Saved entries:

━━━━

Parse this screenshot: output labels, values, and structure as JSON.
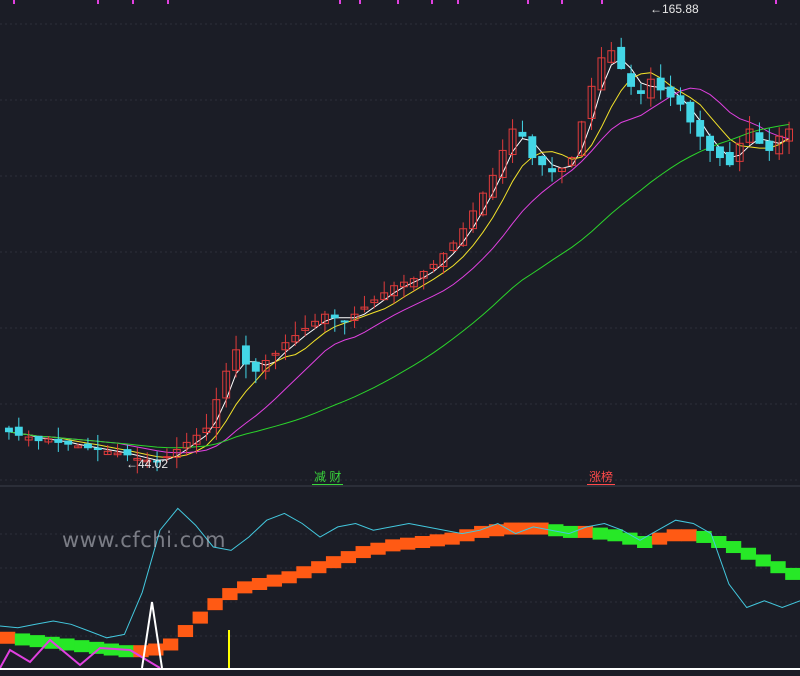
{
  "watermark": "www.cfchi.com",
  "price_labels": {
    "high": "165.88",
    "low": "44.02"
  },
  "signals": {
    "sell": "减 财",
    "buy": "涨榜"
  },
  "colors": {
    "background": "#1b1d26",
    "candle_up": "#e03b3b",
    "candle_down": "#43d6e6",
    "ma_short": "#ffffff",
    "ma_mid": "#f2e22a",
    "ma_long": "#e040e0",
    "ma_very_long": "#2bd42b",
    "band_up": "#ff5a14",
    "band_down": "#27e827",
    "oscillator": "#43c8de",
    "ind_magenta": "#e040e0",
    "ind_yellow": "#ffff00",
    "ind_white": "#ffffff"
  },
  "chart_data": [
    {
      "type": "candlestick",
      "title": "",
      "price_high": 165.88,
      "price_low": 44.02,
      "ylim": [
        40,
        172
      ],
      "close": [
        53,
        52,
        51.5,
        50.5,
        51,
        50,
        49.5,
        49,
        48.5,
        48,
        47.5,
        47,
        46.5,
        45.5,
        45,
        44.5,
        46,
        48,
        50,
        52,
        54,
        62,
        70,
        76,
        72,
        70,
        73,
        75,
        78,
        80,
        82,
        84,
        86,
        85,
        84,
        86,
        88,
        90,
        92,
        94,
        95,
        96,
        98,
        100,
        103,
        106,
        110,
        115,
        120,
        125,
        132,
        138,
        136,
        130,
        128,
        126,
        127,
        130,
        140,
        150,
        158,
        160,
        155,
        150,
        148,
        152,
        149,
        147,
        145,
        140,
        136,
        132,
        130,
        128,
        134,
        138,
        134,
        132,
        136,
        138
      ],
      "series": [
        {
          "name": "",
          "role": "ma_short"
        },
        {
          "name": "",
          "role": "ma_mid"
        },
        {
          "name": "",
          "role": "ma_long"
        },
        {
          "name": "",
          "role": "ma_very_long"
        }
      ]
    },
    {
      "type": "indicator",
      "title": "",
      "band_values": [
        0.18,
        0.17,
        0.16,
        0.15,
        0.14,
        0.13,
        0.12,
        0.11,
        0.1,
        0.1,
        0.11,
        0.14,
        0.22,
        0.3,
        0.38,
        0.44,
        0.48,
        0.5,
        0.52,
        0.54,
        0.57,
        0.6,
        0.63,
        0.66,
        0.69,
        0.71,
        0.73,
        0.74,
        0.75,
        0.76,
        0.77,
        0.79,
        0.81,
        0.82,
        0.83,
        0.83,
        0.83,
        0.82,
        0.81,
        0.81,
        0.8,
        0.79,
        0.77,
        0.75,
        0.77,
        0.79,
        0.79,
        0.78,
        0.75,
        0.72,
        0.68,
        0.64,
        0.6,
        0.56
      ],
      "oscillator_values": [
        0.25,
        0.24,
        0.26,
        0.28,
        0.26,
        0.22,
        0.18,
        0.2,
        0.45,
        0.82,
        0.95,
        0.85,
        0.72,
        0.7,
        0.78,
        0.88,
        0.92,
        0.86,
        0.78,
        0.84,
        0.86,
        0.82,
        0.84,
        0.86,
        0.84,
        0.82,
        0.8,
        0.82,
        0.86,
        0.8,
        0.84,
        0.82,
        0.8,
        0.84,
        0.86,
        0.82,
        0.76,
        0.82,
        0.88,
        0.86,
        0.8,
        0.5,
        0.36,
        0.4,
        0.36,
        0.4
      ]
    }
  ]
}
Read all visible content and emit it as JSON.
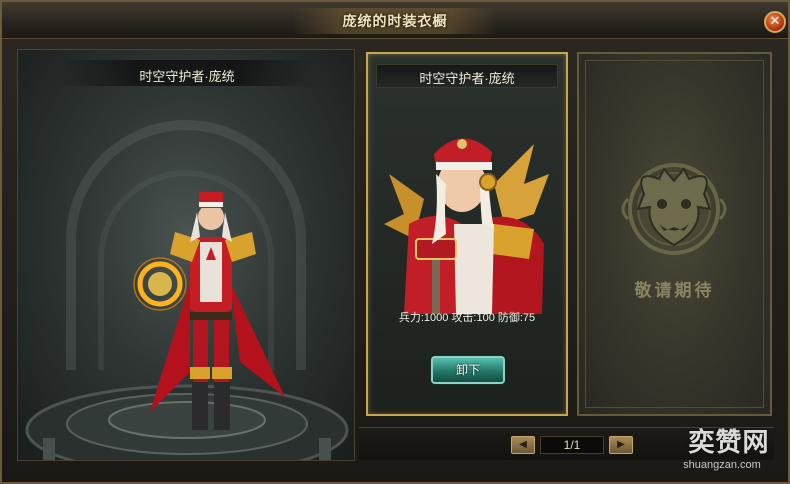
{
  "window": {
    "title": "庞统的时装衣橱",
    "close_icon": "close-icon"
  },
  "preview": {
    "name": "时空守护者·庞统"
  },
  "costume_card": {
    "name": "时空守护者·庞统",
    "stats": "兵力:1000 攻击:100 防御:75",
    "unequip_label": "卸下"
  },
  "locked_card": {
    "emblem_icon": "dragon-emblem-icon",
    "label": "敬请期待"
  },
  "pager": {
    "prev_icon": "arrow-left-icon",
    "next_icon": "arrow-right-icon",
    "page_text": "1/1"
  },
  "watermark": {
    "logo_text": "奕赞网",
    "url": "shuangzan.com"
  },
  "colors": {
    "frame_gold": "#c9a64c",
    "button_teal": "#237868",
    "close_red": "#b33a12"
  }
}
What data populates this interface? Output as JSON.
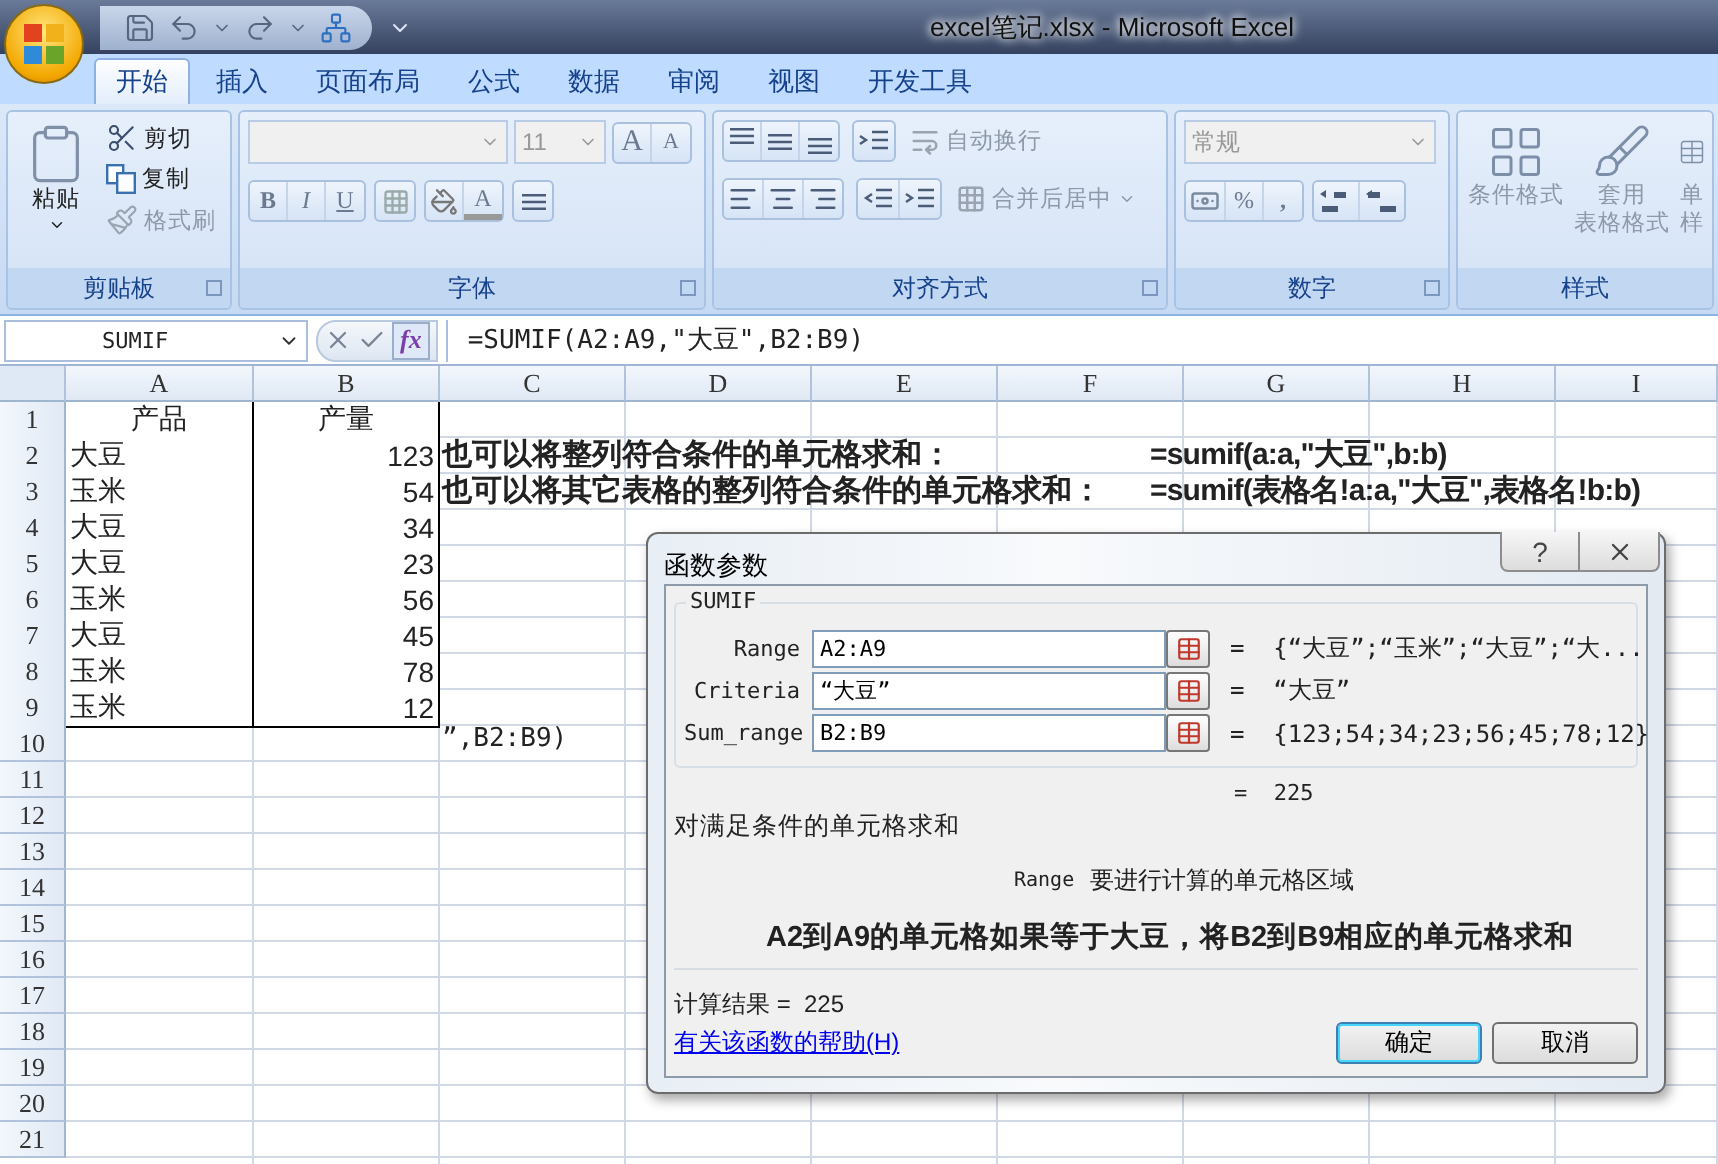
{
  "window": {
    "title": "excel笔记.xlsx - Microsoft Excel"
  },
  "ribbon_tabs": [
    {
      "label": "开始",
      "selected": true
    },
    {
      "label": "插入",
      "selected": false
    },
    {
      "label": "页面布局",
      "selected": false
    },
    {
      "label": "公式",
      "selected": false
    },
    {
      "label": "数据",
      "selected": false
    },
    {
      "label": "审阅",
      "selected": false
    },
    {
      "label": "视图",
      "selected": false
    },
    {
      "label": "开发工具",
      "selected": false
    }
  ],
  "ribbon": {
    "clipboard": {
      "title": "剪贴板",
      "paste": {
        "label": "粘贴",
        "disabled": false
      },
      "commands": [
        {
          "label": "剪切",
          "disabled": false
        },
        {
          "label": "复制",
          "disabled": false
        },
        {
          "label": "格式刷",
          "disabled": true
        }
      ]
    },
    "font": {
      "title": "字体",
      "size": {
        "value": "11",
        "disabled": true
      },
      "grow": "A",
      "shrink": "A",
      "bold": "B",
      "italic": "I",
      "underline": "U",
      "font_color": "A"
    },
    "alignment": {
      "title": "对齐方式",
      "wrap_text": {
        "label": "自动换行",
        "disabled": true
      },
      "merge_center": {
        "label": "合并后居中",
        "disabled": true
      }
    },
    "number": {
      "title": "数字",
      "format": {
        "value": "常规",
        "disabled": true
      },
      "percent": "%",
      "comma": ","
    },
    "styles": {
      "title": "样式",
      "commands": [
        {
          "lines": [
            "条件格式"
          ],
          "disabled": true
        },
        {
          "lines": [
            "套用",
            "表格格式"
          ],
          "disabled": true
        },
        {
          "lines": [
            "单",
            "样"
          ],
          "disabled": true
        }
      ]
    }
  },
  "formula_bar": {
    "name_box": "SUMIF",
    "function_button": "fx",
    "formula": "=SUMIF(A2:A9,\"大豆\",B2:B9)"
  },
  "sheet": {
    "columns": [
      "A",
      "B",
      "C",
      "D",
      "E",
      "F",
      "G",
      "H",
      "I"
    ],
    "rows": [
      {
        "header": "1",
        "kind": "header",
        "cells": [
          "产品",
          "产量"
        ]
      },
      {
        "header": "2",
        "kind": "data",
        "cells": [
          "大豆",
          "123"
        ],
        "note": {
          "text": "也可以将整列符合条件的单元格求和：",
          "formula": "=sumif(a:a,\"大豆\",b:b)"
        }
      },
      {
        "header": "3",
        "kind": "data",
        "cells": [
          "玉米",
          "54"
        ],
        "note": {
          "text": "也可以将其它表格的整列符合条件的单元格求和：",
          "formula": "=sumif(表格名!a:a,\"大豆\",表格名!b:b)"
        }
      },
      {
        "header": "4",
        "kind": "data",
        "cells": [
          "大豆",
          "34"
        ]
      },
      {
        "header": "5",
        "kind": "data",
        "cells": [
          "大豆",
          "23"
        ]
      },
      {
        "header": "6",
        "kind": "data",
        "cells": [
          "玉米",
          "56"
        ]
      },
      {
        "header": "7",
        "kind": "data",
        "cells": [
          "大豆",
          "45"
        ]
      },
      {
        "header": "8",
        "kind": "data",
        "cells": [
          "玉米",
          "78"
        ]
      },
      {
        "header": "9",
        "kind": "data",
        "cells": [
          "玉米",
          "12"
        ]
      },
      {
        "header": "10",
        "kind": "empty",
        "overflow": "”,B2:B9)"
      },
      {
        "header": "11",
        "kind": "empty"
      },
      {
        "header": "12",
        "kind": "empty"
      },
      {
        "header": "13",
        "kind": "empty"
      },
      {
        "header": "14",
        "kind": "empty"
      },
      {
        "header": "15",
        "kind": "empty"
      },
      {
        "header": "16",
        "kind": "empty"
      },
      {
        "header": "17",
        "kind": "empty"
      },
      {
        "header": "18",
        "kind": "empty"
      },
      {
        "header": "19",
        "kind": "empty"
      },
      {
        "header": "20",
        "kind": "empty"
      },
      {
        "header": "21",
        "kind": "empty"
      }
    ]
  },
  "dialog": {
    "title": "函数参数",
    "help_button": "?",
    "function_name": "SUMIF",
    "arguments": [
      {
        "name": "Range",
        "value": "A2:A9",
        "result": "=  {“大豆”;“玉米”;“大豆”;“大..."
      },
      {
        "name": "Criteria",
        "value": "“大豆”",
        "result": "=  “大豆”"
      },
      {
        "name": "Sum_range",
        "value": "B2:B9",
        "result": "=  {123;54;34;23;56;45;78;12}"
      }
    ],
    "total": "=  225",
    "description": "对满足条件的单元格求和",
    "arg_name": "Range",
    "arg_help": "要进行计算的单元格区域",
    "annotation": "A2到A9的单元格如果等于大豆，将B2到B9相应的单元格求和",
    "result_line": "计算结果 =  225",
    "help_link": "有关该函数的帮助(H)",
    "buttons": [
      {
        "label": "确定",
        "selected": true
      },
      {
        "label": "取消",
        "selected": false
      }
    ]
  }
}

━━━━

## [GIVEN INSTRUCTION]
What is the number of lines holding the word "role"? State it alone.

## [WRITTEN SOLUTION]
4